**Exercise**
Only a number is wanted: how many lines in these records contain the word "August"?

**Data shown**
----

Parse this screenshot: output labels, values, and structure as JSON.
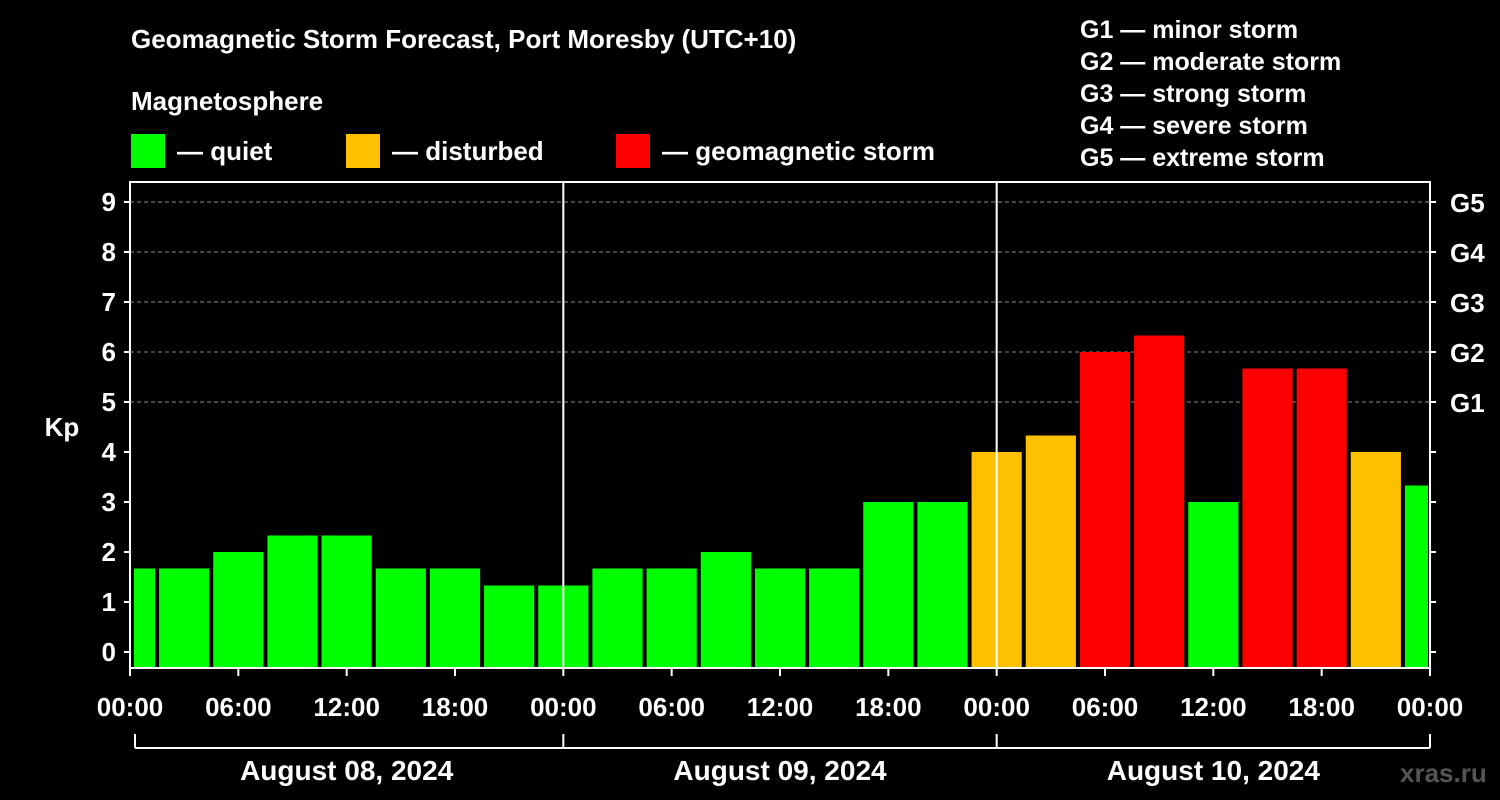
{
  "header": {
    "title": "Geomagnetic Storm Forecast, Port Moresby (UTC+10)",
    "subtitle": "Magnetosphere"
  },
  "legend": [
    {
      "label": "— quiet",
      "color": "#00ff00"
    },
    {
      "label": "— disturbed",
      "color": "#ffc000"
    },
    {
      "label": "— geomagnetic storm",
      "color": "#ff0000"
    }
  ],
  "g_scale": [
    "G1 — minor storm",
    "G2 — moderate storm",
    "G3 — strong storm",
    "G4 — severe storm",
    "G5 — extreme storm"
  ],
  "watermark": "xras.ru",
  "chart_data": {
    "type": "bar",
    "ylabel": "Kp",
    "ylim": [
      0,
      9
    ],
    "yticks": [
      "0",
      "1",
      "2",
      "3",
      "4",
      "5",
      "6",
      "7",
      "8",
      "9"
    ],
    "right_ticks": [
      {
        "label": "G1",
        "value": 5
      },
      {
        "label": "G2",
        "value": 6
      },
      {
        "label": "G3",
        "value": 7
      },
      {
        "label": "G4",
        "value": 8
      },
      {
        "label": "G5",
        "value": 9
      }
    ],
    "grid": "horizontal dashed at Kp 5-9",
    "xticks": [
      "00:00",
      "06:00",
      "12:00",
      "18:00",
      "00:00",
      "06:00",
      "12:00",
      "18:00",
      "00:00",
      "06:00",
      "12:00",
      "18:00",
      "00:00"
    ],
    "days": [
      "August 08, 2024",
      "August 09, 2024",
      "August 10, 2024"
    ],
    "interval_hours": 3,
    "values": [
      1.67,
      1.67,
      2.0,
      2.33,
      2.33,
      1.67,
      1.67,
      1.33,
      1.33,
      1.67,
      1.67,
      2.0,
      1.67,
      1.67,
      3.0,
      3.0,
      4.0,
      4.33,
      6.0,
      6.33,
      3.0,
      5.67,
      5.67,
      4.0,
      3.33
    ],
    "categories": [
      "quiet",
      "quiet",
      "quiet",
      "quiet",
      "quiet",
      "quiet",
      "quiet",
      "quiet",
      "quiet",
      "quiet",
      "quiet",
      "quiet",
      "quiet",
      "quiet",
      "quiet",
      "quiet",
      "disturbed",
      "disturbed",
      "geomagnetic storm",
      "geomagnetic storm",
      "quiet",
      "geomagnetic storm",
      "geomagnetic storm",
      "disturbed",
      "quiet"
    ]
  }
}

----

**Exercise solution**
3